**YOUR TASK:** Repeat each record below exactly as given.

**INPUT MATERIAL:**
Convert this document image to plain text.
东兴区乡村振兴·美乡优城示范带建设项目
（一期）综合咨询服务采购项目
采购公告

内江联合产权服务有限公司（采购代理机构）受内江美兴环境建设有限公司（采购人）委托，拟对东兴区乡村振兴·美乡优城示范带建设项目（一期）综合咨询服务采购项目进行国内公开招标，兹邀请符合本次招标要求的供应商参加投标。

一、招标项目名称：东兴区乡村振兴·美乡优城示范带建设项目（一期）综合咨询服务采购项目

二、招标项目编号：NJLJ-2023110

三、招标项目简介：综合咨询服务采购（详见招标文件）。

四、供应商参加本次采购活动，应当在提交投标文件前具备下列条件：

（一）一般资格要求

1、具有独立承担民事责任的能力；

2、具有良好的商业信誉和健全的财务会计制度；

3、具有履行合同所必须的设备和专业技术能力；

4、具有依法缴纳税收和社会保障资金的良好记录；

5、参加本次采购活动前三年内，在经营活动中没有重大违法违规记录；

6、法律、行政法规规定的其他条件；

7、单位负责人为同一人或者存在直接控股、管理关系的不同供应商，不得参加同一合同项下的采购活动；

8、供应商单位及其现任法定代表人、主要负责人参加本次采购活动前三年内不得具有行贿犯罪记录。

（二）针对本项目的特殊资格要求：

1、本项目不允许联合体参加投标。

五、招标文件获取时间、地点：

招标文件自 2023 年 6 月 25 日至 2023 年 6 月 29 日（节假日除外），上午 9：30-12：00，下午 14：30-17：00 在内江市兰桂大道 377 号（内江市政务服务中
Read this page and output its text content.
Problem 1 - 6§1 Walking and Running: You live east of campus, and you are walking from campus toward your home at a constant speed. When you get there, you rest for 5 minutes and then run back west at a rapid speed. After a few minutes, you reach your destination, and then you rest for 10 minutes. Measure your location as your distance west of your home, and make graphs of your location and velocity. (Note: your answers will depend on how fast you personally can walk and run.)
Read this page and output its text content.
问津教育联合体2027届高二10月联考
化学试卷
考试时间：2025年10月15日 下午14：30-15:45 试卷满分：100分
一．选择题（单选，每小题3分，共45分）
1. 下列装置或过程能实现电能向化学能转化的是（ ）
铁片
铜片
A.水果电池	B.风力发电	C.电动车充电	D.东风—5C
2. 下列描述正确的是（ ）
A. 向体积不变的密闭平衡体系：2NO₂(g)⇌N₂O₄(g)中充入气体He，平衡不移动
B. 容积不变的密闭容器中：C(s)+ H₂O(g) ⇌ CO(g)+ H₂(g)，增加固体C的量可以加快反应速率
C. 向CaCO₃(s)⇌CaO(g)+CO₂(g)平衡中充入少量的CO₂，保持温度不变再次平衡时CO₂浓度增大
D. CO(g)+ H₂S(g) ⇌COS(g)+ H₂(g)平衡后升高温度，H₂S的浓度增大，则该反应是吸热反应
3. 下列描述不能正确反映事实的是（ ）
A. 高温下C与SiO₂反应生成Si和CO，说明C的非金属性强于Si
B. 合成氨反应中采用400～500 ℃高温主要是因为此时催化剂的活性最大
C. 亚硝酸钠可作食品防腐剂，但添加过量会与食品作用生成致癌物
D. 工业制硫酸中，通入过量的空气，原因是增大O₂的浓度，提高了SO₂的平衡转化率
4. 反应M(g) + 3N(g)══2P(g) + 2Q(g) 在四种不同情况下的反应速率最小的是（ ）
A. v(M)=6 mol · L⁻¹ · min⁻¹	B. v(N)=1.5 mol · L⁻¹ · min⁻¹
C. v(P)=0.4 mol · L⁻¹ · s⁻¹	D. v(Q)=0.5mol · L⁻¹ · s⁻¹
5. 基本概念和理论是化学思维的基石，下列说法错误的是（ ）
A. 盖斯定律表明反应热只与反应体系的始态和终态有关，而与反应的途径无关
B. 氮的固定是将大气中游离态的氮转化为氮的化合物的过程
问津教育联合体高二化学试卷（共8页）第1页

**RESPONSE TO THE TASK:**
Convert this document image to plain text.
东兴区乡村振兴·美乡优城示范带建设项目
（一期）综合咨询服务采购项目
采购公告

内江联合产权服务有限公司（采购代理机构）受内江美兴环境建设有限公司（采购人）委托，拟对东兴区乡村振兴·美乡优城示范带建设项目（一期）综合咨询服务采购项目进行国内公开招标，兹邀请符合本次招标要求的供应商参加投标。

一、招标项目名称：东兴区乡村振兴·美乡优城示范带建设项目（一期）综合咨询服务采购项目

二、招标项目编号：NJLJ-2023110

三、招标项目简介：综合咨询服务采购（详见招标文件）。

四、供应商参加本次采购活动，应当在提交投标文件前具备下列条件：

（一）一般资格要求

1、具有独立承担民事责任的能力；

2、具有良好的商业信誉和健全的财务会计制度；

3、具有履行合同所必须的设备和专业技术能力；

4、具有依法缴纳税收和社会保障资金的良好记录；

5、参加本次采购活动前三年内，在经营活动中没有重大违法违规记录；

6、法律、行政法规规定的其他条件；

7、单位负责人为同一人或者存在直接控股、管理关系的不同供应商，不得参加同一合同项下的采购活动；

8、供应商单位及其现任法定代表人、主要负责人参加本次采购活动前三年内不得具有行贿犯罪记录。

（二）针对本项目的特殊资格要求：

1、本项目不允许联合体参加投标。

五、招标文件获取时间、地点：

招标文件自 2023 年 6 月 25 日至 2023 年 6 月 29 日（节假日除外），上午 9：30-12：00，下午 14：30-17：00 在内江市兰桂大道 377 号（内江市政务服务中
Read this page and output its text content.
Problem 1 - 6§1 Walking and Running: You live east of campus, and you are walking from campus toward your home at a constant speed. When you get there, you rest for 5 minutes and then run back west at a rapid speed. After a few minutes, you reach your destination, and then you rest for 10 minutes. Measure your location as your distance west of your home, and make graphs of your location and velocity. (Note: your answers will depend on how fast you personally can walk and run.)
Read this page and output its text content.
问津教育联合体2027届高二10月联考
化学试卷
考试时间：2025年10月15日 下午14：30-15:45 试卷满分：100分
一．选择题（单选，每小题3分，共45分）
1. 下列装置或过程能实现电能向化学能转化的是（ ）
铁片
铜片
A.水果电池	B.风力发电	C.电动车充电	D.东风—5C
2. 下列描述正确的是（ ）
A. 向体积不变的密闭平衡体系：2NO₂(g)⇌N₂O₄(g)中充入气体He，平衡不移动
B. 容积不变的密闭容器中：C(s)+ H₂O(g) ⇌ CO(g)+ H₂(g)，增加固体C的量可以加快反应速率
C. 向CaCO₃(s)⇌CaO(g)+CO₂(g)平衡中充入少量的CO₂，保持温度不变再次平衡时CO₂浓度增大
D. CO(g)+ H₂S(g) ⇌COS(g)+ H₂(g)平衡后升高温度，H₂S的浓度增大，则该反应是吸热反应
3. 下列描述不能正确反映事实的是（ ）
A. 高温下C与SiO₂反应生成Si和CO，说明C的非金属性强于Si
B. 合成氨反应中采用400～500 ℃高温主要是因为此时催化剂的活性最大
C. 亚硝酸钠可作食品防腐剂，但添加过量会与食品作用生成致癌物
D. 工业制硫酸中，通入过量的空气，原因是增大O₂的浓度，提高了SO₂的平衡转化率
4. 反应M(g) + 3N(g)══2P(g) + 2Q(g) 在四种不同情况下的反应速率最小的是（ ）
A. v(M)=6 mol · L⁻¹ · min⁻¹	B. v(N)=1.5 mol · L⁻¹ · min⁻¹
C. v(P)=0.4 mol · L⁻¹ · s⁻¹	D. v(Q)=0.5mol · L⁻¹ · s⁻¹
5. 基本概念和理论是化学思维的基石，下列说法错误的是（ ）
A. 盖斯定律表明反应热只与反应体系的始态和终态有关，而与反应的途径无关
B. 氮的固定是将大气中游离态的氮转化为氮的化合物的过程
问津教育联合体高二化学试卷（共8页）第1页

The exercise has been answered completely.